## START
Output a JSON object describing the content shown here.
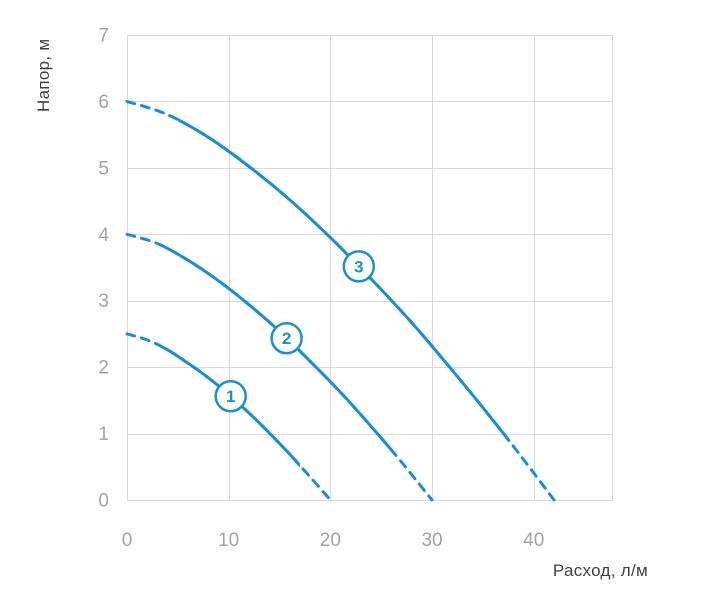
{
  "chart": {
    "y_axis_title": "Напор, м",
    "x_axis_title": "Расход, л/м"
  },
  "chart_data": {
    "type": "line",
    "title": "",
    "xlabel": "Расход, л/м",
    "ylabel": "Напор, м",
    "xlim": [
      0,
      47.7
    ],
    "ylim": [
      0,
      7
    ],
    "x_ticks": [
      0,
      10,
      20,
      30,
      40
    ],
    "y_ticks": [
      0,
      1,
      2,
      3,
      4,
      5,
      6,
      7
    ],
    "grid": true,
    "legend": "none",
    "colors": {
      "curve": "#1e8ecd",
      "grid": "#d9d9d9",
      "tick_label": "#a3a3a3",
      "axis_label": "#3f3f3f",
      "marker_fill": "#ffffff"
    },
    "series": [
      {
        "name": "1",
        "marker_label": "1",
        "marker_q": 10.2,
        "solid_range": [
          3.5,
          17
        ],
        "points": [
          [
            0,
            2.5
          ],
          [
            2,
            2.41
          ],
          [
            4,
            2.26
          ],
          [
            6,
            2.06
          ],
          [
            8,
            1.84
          ],
          [
            10,
            1.59
          ],
          [
            12,
            1.31
          ],
          [
            14,
            1.01
          ],
          [
            16,
            0.69
          ],
          [
            18,
            0.35
          ],
          [
            20,
            0
          ]
        ]
      },
      {
        "name": "2",
        "marker_label": "2",
        "marker_q": 15.7,
        "solid_range": [
          3.5,
          26
        ],
        "points": [
          [
            0,
            4
          ],
          [
            3,
            3.86
          ],
          [
            6,
            3.61
          ],
          [
            9,
            3.3
          ],
          [
            12,
            2.94
          ],
          [
            15,
            2.54
          ],
          [
            18,
            2.09
          ],
          [
            21,
            1.62
          ],
          [
            24,
            1.11
          ],
          [
            27,
            0.57
          ],
          [
            30,
            0
          ]
        ]
      },
      {
        "name": "3",
        "marker_label": "3",
        "marker_q": 22.8,
        "solid_range": [
          5,
          37.5
        ],
        "points": [
          [
            0,
            6
          ],
          [
            4,
            5.8
          ],
          [
            8,
            5.46
          ],
          [
            12,
            5.02
          ],
          [
            16,
            4.52
          ],
          [
            20,
            3.95
          ],
          [
            24,
            3.33
          ],
          [
            28,
            2.67
          ],
          [
            32,
            1.95
          ],
          [
            36,
            1.2
          ],
          [
            39,
            0.61
          ],
          [
            42,
            0
          ]
        ]
      }
    ]
  }
}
## END
• _EXERCISE DETAILS_:
Please write out all of the material above without changing a word, and omit any pictures.

• _RESULT OF THIS TASK_:
Output a JSON object describing the content shown here.
{
  "chart": {
    "y_axis_title": "Напор, м",
    "x_axis_title": "Расход, л/м"
  },
  "chart_data": {
    "type": "line",
    "title": "",
    "xlabel": "Расход, л/м",
    "ylabel": "Напор, м",
    "xlim": [
      0,
      47.7
    ],
    "ylim": [
      0,
      7
    ],
    "x_ticks": [
      0,
      10,
      20,
      30,
      40
    ],
    "y_ticks": [
      0,
      1,
      2,
      3,
      4,
      5,
      6,
      7
    ],
    "grid": true,
    "legend": "none",
    "colors": {
      "curve": "#1e8ecd",
      "grid": "#d9d9d9",
      "tick_label": "#a3a3a3",
      "axis_label": "#3f3f3f",
      "marker_fill": "#ffffff"
    },
    "series": [
      {
        "name": "1",
        "marker_label": "1",
        "marker_q": 10.2,
        "solid_range": [
          3.5,
          17
        ],
        "points": [
          [
            0,
            2.5
          ],
          [
            2,
            2.41
          ],
          [
            4,
            2.26
          ],
          [
            6,
            2.06
          ],
          [
            8,
            1.84
          ],
          [
            10,
            1.59
          ],
          [
            12,
            1.31
          ],
          [
            14,
            1.01
          ],
          [
            16,
            0.69
          ],
          [
            18,
            0.35
          ],
          [
            20,
            0
          ]
        ]
      },
      {
        "name": "2",
        "marker_label": "2",
        "marker_q": 15.7,
        "solid_range": [
          3.5,
          26
        ],
        "points": [
          [
            0,
            4
          ],
          [
            3,
            3.86
          ],
          [
            6,
            3.61
          ],
          [
            9,
            3.3
          ],
          [
            12,
            2.94
          ],
          [
            15,
            2.54
          ],
          [
            18,
            2.09
          ],
          [
            21,
            1.62
          ],
          [
            24,
            1.11
          ],
          [
            27,
            0.57
          ],
          [
            30,
            0
          ]
        ]
      },
      {
        "name": "3",
        "marker_label": "3",
        "marker_q": 22.8,
        "solid_range": [
          5,
          37.5
        ],
        "points": [
          [
            0,
            6
          ],
          [
            4,
            5.8
          ],
          [
            8,
            5.46
          ],
          [
            12,
            5.02
          ],
          [
            16,
            4.52
          ],
          [
            20,
            3.95
          ],
          [
            24,
            3.33
          ],
          [
            28,
            2.67
          ],
          [
            32,
            1.95
          ],
          [
            36,
            1.2
          ],
          [
            39,
            0.61
          ],
          [
            42,
            0
          ]
        ]
      }
    ]
  }
}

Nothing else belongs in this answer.